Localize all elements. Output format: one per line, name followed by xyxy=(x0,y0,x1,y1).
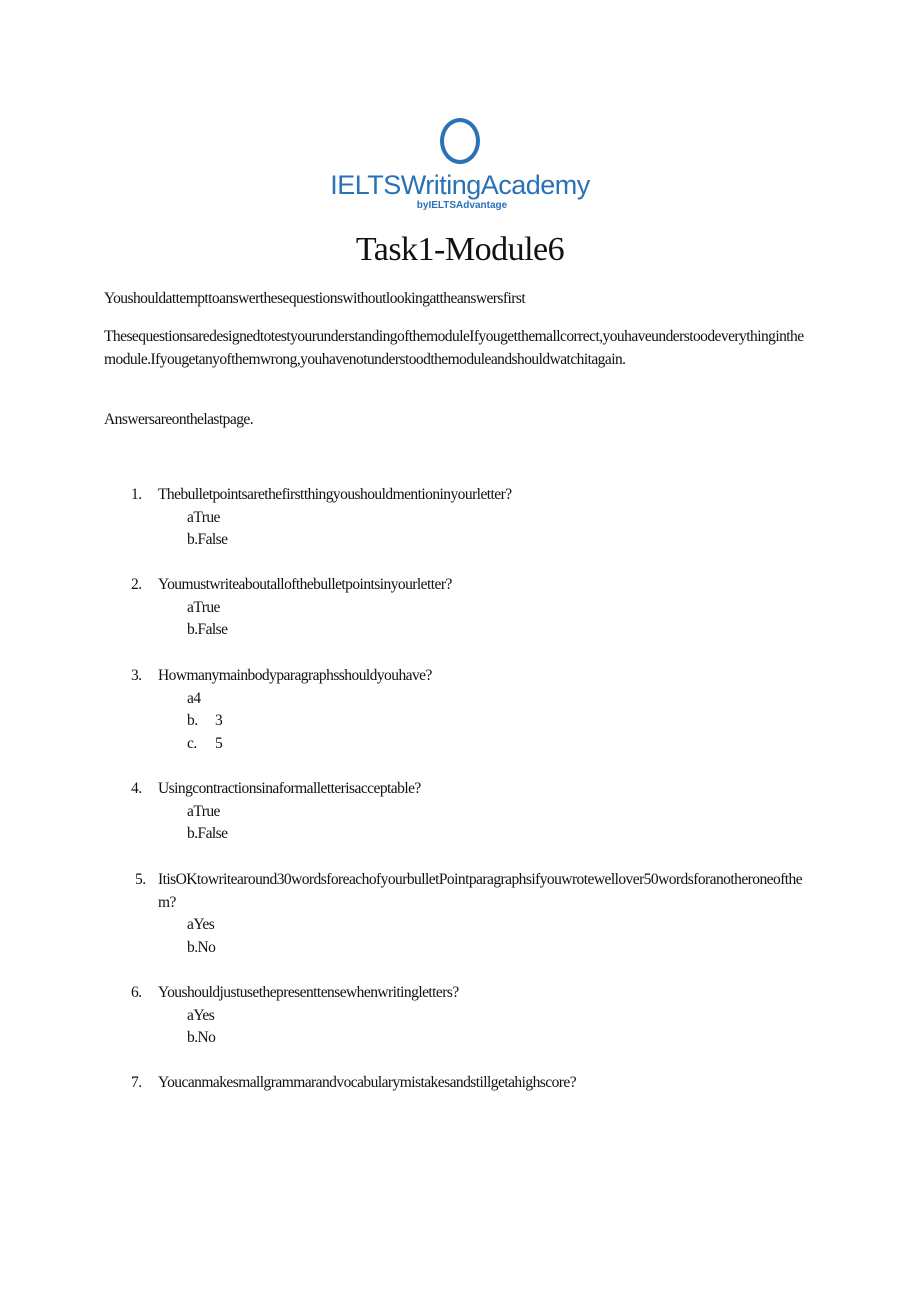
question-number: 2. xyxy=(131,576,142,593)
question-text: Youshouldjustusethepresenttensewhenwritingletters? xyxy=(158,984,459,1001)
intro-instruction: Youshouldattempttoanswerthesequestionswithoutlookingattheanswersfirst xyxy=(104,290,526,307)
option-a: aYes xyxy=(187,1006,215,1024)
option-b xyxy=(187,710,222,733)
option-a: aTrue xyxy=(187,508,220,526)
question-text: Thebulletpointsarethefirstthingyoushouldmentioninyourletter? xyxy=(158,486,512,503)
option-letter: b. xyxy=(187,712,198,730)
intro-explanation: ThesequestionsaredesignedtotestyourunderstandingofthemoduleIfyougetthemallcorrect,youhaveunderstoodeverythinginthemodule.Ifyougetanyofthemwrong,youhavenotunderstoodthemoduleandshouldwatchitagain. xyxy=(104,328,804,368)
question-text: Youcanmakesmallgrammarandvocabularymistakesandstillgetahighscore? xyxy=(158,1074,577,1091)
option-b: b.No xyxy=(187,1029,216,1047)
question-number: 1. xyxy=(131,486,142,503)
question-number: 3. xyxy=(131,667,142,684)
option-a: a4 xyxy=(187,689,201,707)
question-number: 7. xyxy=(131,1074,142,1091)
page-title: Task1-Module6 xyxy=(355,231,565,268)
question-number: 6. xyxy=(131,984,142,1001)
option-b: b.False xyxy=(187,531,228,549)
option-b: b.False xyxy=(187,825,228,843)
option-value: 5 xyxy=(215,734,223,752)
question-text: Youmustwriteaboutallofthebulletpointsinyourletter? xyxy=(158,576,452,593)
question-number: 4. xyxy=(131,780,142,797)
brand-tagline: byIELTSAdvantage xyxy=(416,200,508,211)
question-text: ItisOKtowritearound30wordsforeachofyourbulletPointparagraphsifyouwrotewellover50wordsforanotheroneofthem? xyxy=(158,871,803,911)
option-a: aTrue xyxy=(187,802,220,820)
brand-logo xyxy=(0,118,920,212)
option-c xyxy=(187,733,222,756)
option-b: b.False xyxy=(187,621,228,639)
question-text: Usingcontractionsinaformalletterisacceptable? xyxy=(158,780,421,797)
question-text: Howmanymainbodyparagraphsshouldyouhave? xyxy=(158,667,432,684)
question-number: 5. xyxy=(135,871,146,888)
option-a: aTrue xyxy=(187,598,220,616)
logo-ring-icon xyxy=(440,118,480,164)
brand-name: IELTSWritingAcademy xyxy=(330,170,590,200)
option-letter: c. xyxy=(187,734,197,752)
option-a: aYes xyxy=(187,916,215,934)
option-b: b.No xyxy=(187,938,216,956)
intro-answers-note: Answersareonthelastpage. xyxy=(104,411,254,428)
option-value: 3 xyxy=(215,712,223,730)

==

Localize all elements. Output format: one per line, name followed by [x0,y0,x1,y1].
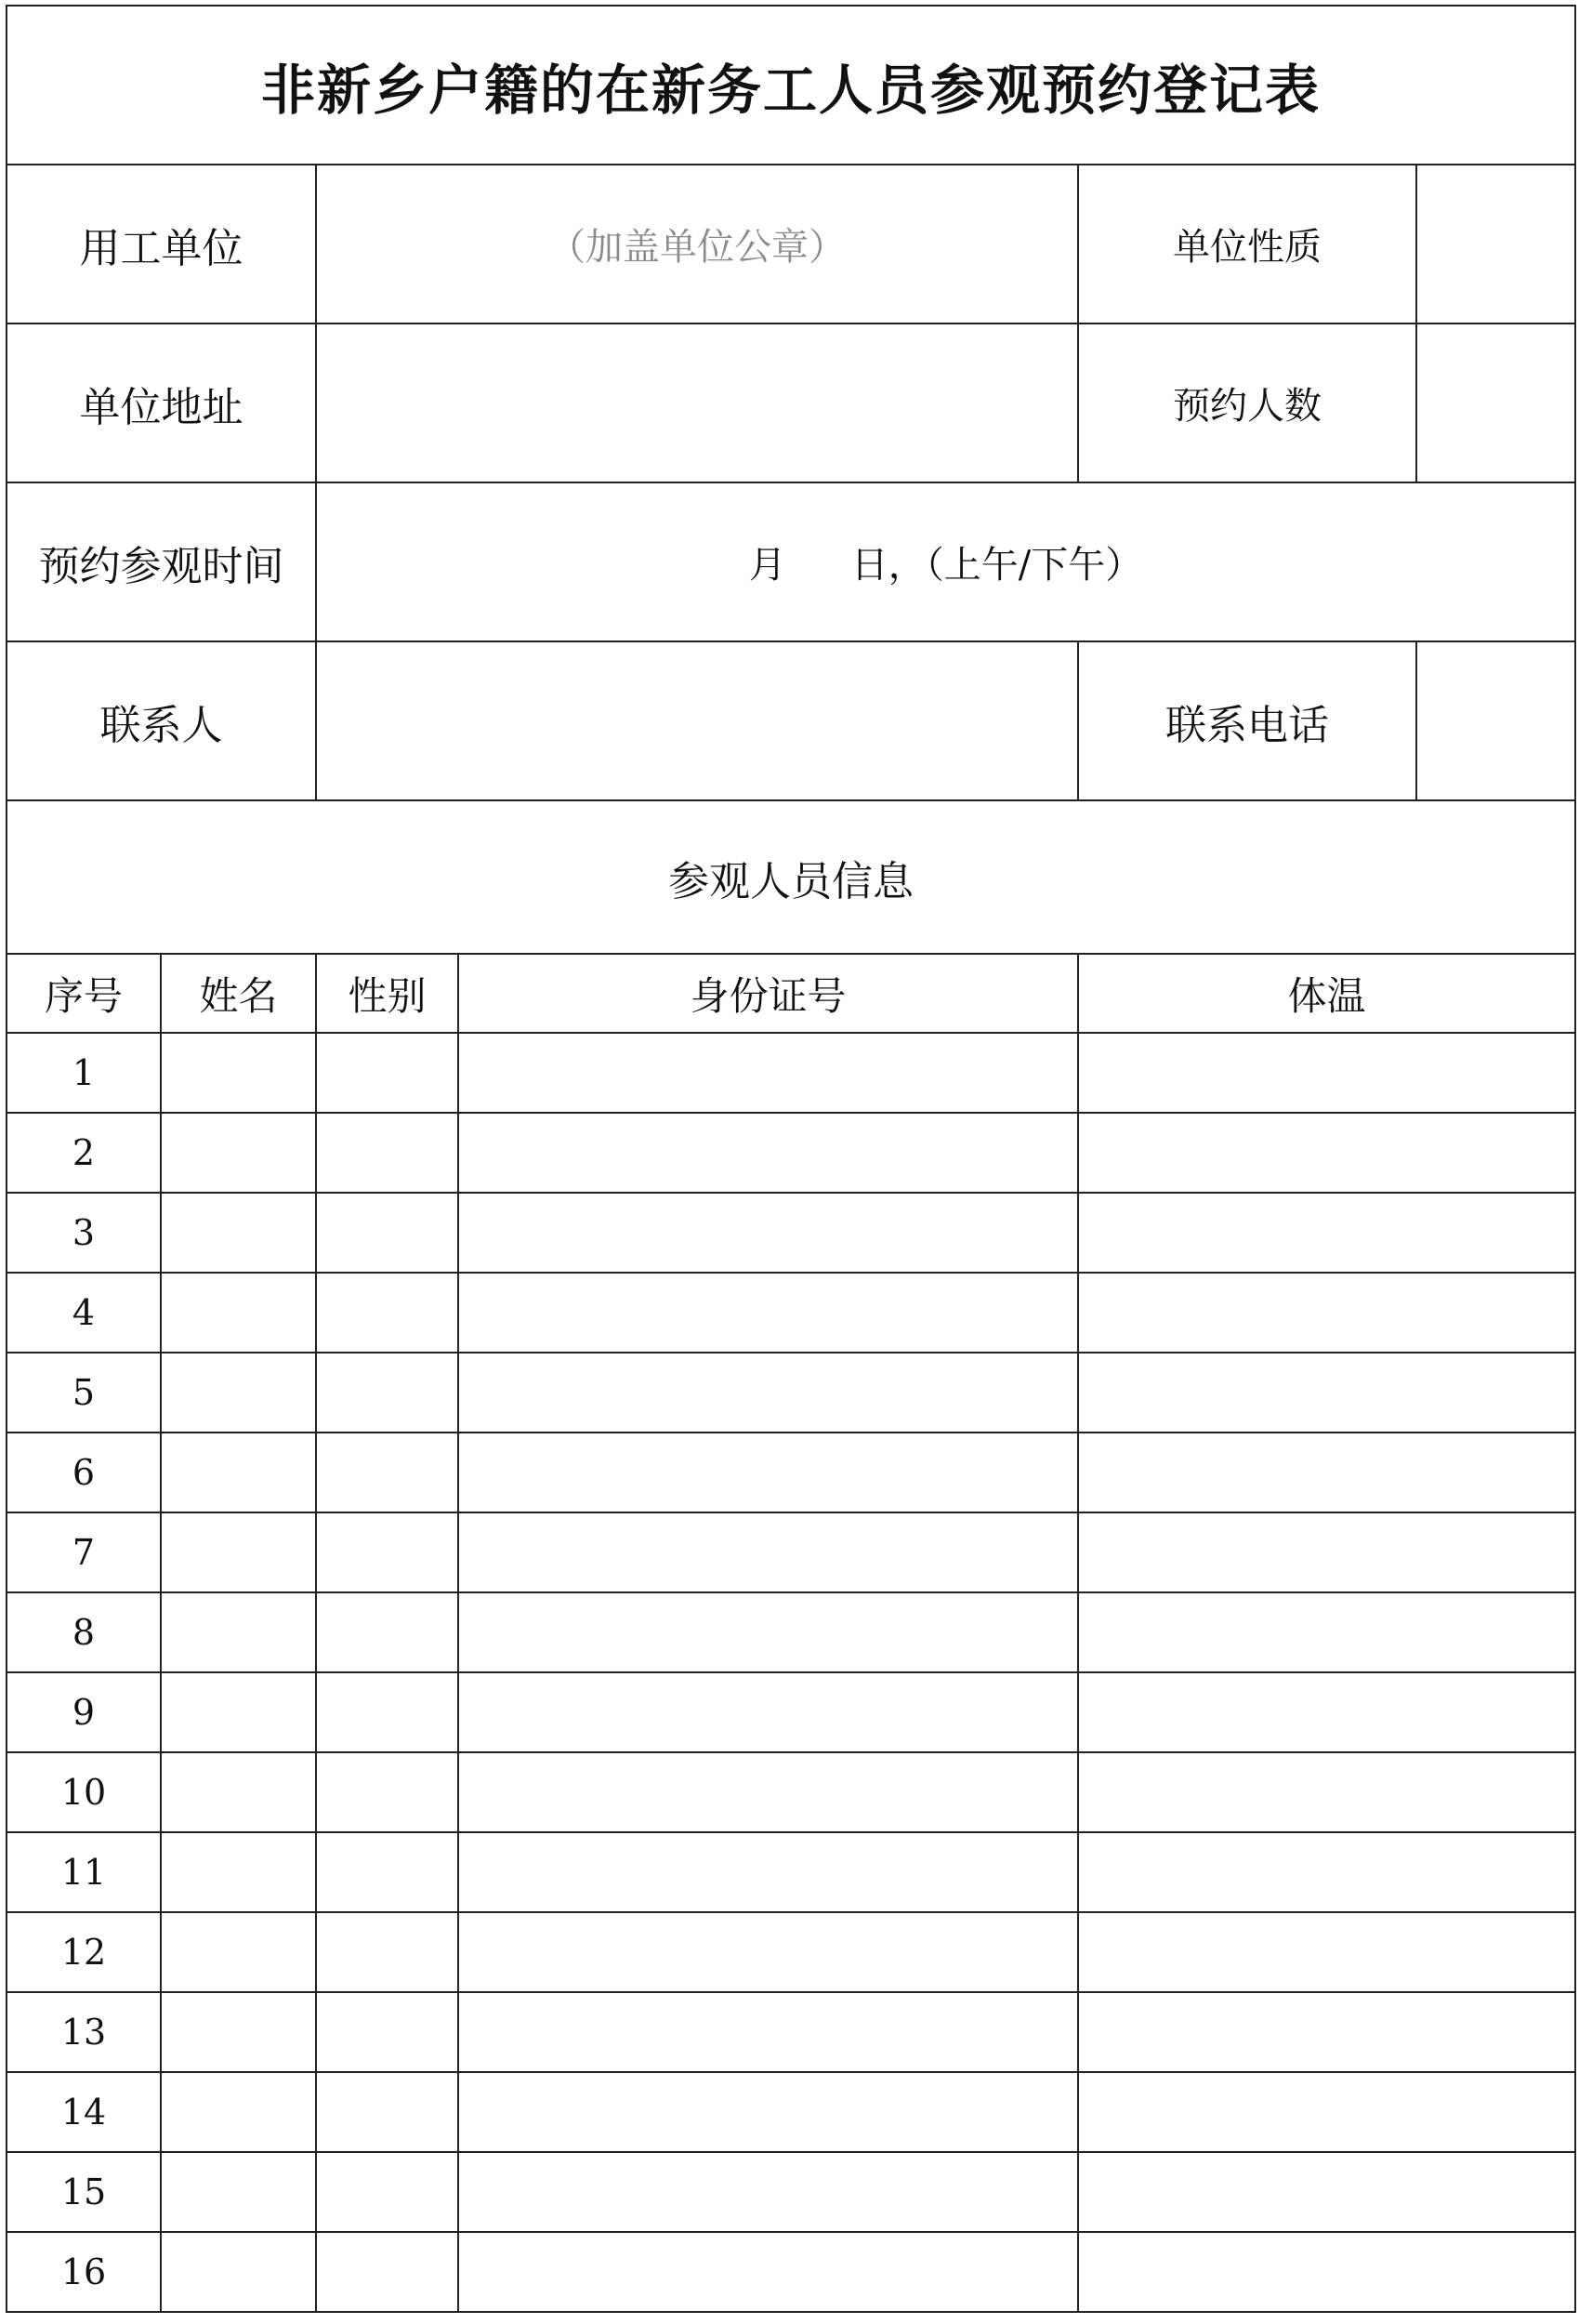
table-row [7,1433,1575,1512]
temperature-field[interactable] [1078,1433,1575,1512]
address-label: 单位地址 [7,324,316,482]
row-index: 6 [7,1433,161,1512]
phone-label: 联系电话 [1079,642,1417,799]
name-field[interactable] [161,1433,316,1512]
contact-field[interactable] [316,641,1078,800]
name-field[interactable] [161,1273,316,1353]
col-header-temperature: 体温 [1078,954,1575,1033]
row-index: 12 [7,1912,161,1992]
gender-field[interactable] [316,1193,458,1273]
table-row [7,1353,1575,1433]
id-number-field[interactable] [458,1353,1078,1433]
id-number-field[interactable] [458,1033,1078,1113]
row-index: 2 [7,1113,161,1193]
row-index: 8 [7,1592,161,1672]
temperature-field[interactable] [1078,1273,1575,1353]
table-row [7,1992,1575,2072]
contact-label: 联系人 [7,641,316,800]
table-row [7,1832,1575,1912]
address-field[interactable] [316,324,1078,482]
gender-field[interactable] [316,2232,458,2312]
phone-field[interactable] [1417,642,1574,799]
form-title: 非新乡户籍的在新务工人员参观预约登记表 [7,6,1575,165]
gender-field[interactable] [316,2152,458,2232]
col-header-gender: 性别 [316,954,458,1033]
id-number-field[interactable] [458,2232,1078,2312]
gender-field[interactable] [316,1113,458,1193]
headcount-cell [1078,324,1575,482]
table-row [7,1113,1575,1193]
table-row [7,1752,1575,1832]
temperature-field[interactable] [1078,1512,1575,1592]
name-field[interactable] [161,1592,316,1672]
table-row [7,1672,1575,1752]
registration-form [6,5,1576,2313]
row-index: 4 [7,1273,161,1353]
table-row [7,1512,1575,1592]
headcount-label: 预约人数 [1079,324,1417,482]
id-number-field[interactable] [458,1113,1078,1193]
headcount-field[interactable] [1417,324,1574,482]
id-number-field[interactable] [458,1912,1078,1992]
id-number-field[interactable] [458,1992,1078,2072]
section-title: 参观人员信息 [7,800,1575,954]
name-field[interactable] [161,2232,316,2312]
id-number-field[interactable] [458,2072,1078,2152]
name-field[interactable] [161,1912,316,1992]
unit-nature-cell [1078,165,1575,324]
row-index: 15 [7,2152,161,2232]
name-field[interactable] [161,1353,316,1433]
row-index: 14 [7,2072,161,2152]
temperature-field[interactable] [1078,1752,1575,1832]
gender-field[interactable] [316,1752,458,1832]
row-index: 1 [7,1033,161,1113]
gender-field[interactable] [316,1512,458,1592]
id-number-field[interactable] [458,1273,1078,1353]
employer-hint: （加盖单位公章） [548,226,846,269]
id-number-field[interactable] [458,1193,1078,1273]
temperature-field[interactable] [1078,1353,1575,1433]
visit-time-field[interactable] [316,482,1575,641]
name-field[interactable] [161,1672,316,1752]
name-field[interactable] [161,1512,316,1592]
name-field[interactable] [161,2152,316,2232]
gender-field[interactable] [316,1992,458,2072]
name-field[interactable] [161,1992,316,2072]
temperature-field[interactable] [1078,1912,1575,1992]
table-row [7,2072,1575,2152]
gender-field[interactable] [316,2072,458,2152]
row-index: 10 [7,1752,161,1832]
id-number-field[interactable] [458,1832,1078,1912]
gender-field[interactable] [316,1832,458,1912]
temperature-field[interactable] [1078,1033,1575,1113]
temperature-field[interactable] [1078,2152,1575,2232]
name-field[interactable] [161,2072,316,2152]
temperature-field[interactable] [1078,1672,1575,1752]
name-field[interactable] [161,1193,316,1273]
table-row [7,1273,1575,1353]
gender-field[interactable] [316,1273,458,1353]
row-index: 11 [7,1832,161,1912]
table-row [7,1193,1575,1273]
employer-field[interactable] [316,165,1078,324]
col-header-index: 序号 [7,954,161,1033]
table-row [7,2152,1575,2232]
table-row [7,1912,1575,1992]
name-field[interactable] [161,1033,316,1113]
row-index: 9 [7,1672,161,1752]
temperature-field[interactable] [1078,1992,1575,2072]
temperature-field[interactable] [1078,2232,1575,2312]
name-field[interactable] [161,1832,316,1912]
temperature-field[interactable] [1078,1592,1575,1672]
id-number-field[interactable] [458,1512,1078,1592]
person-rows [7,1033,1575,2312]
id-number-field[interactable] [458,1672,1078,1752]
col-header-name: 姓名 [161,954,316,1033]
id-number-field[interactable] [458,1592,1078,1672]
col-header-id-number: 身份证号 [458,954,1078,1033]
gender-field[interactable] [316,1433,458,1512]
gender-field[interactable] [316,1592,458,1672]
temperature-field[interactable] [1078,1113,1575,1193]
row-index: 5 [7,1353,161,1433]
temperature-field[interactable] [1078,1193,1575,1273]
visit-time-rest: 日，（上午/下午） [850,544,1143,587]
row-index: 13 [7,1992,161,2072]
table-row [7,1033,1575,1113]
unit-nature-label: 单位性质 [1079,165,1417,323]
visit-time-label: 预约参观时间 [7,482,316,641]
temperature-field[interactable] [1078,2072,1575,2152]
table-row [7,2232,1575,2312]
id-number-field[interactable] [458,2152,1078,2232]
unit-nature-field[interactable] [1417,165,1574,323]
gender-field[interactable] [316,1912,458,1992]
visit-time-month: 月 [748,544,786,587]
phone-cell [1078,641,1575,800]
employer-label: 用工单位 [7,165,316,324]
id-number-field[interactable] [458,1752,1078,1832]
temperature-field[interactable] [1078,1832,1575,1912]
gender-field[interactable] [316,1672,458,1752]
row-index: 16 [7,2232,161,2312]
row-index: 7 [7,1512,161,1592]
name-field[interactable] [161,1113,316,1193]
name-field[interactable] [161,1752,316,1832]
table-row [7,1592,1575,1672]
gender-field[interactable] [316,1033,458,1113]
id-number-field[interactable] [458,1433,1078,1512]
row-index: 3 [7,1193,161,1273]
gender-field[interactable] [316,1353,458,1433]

...

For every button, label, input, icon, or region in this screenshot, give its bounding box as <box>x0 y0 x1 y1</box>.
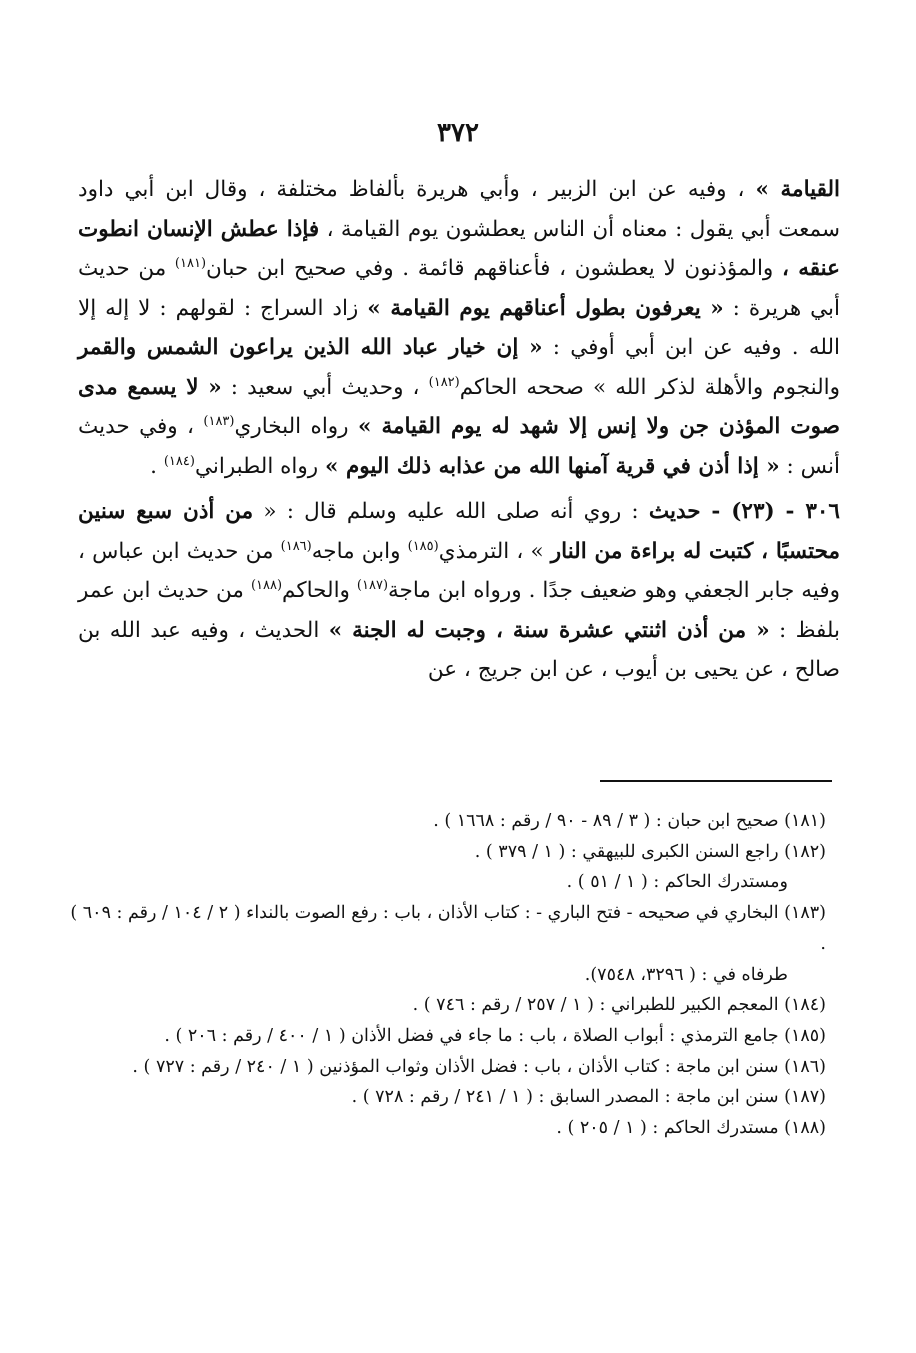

**Written task:** Return every line in the rows above that contains the string "employer", treating uppercase and lowercase as different.

**Output for this task:**
employer-hint: （加盖单位公章） [548,226,846,269]
employer-field[interactable] [316,165,1078,324]
employer-label: 用工单位 [7,165,316,324]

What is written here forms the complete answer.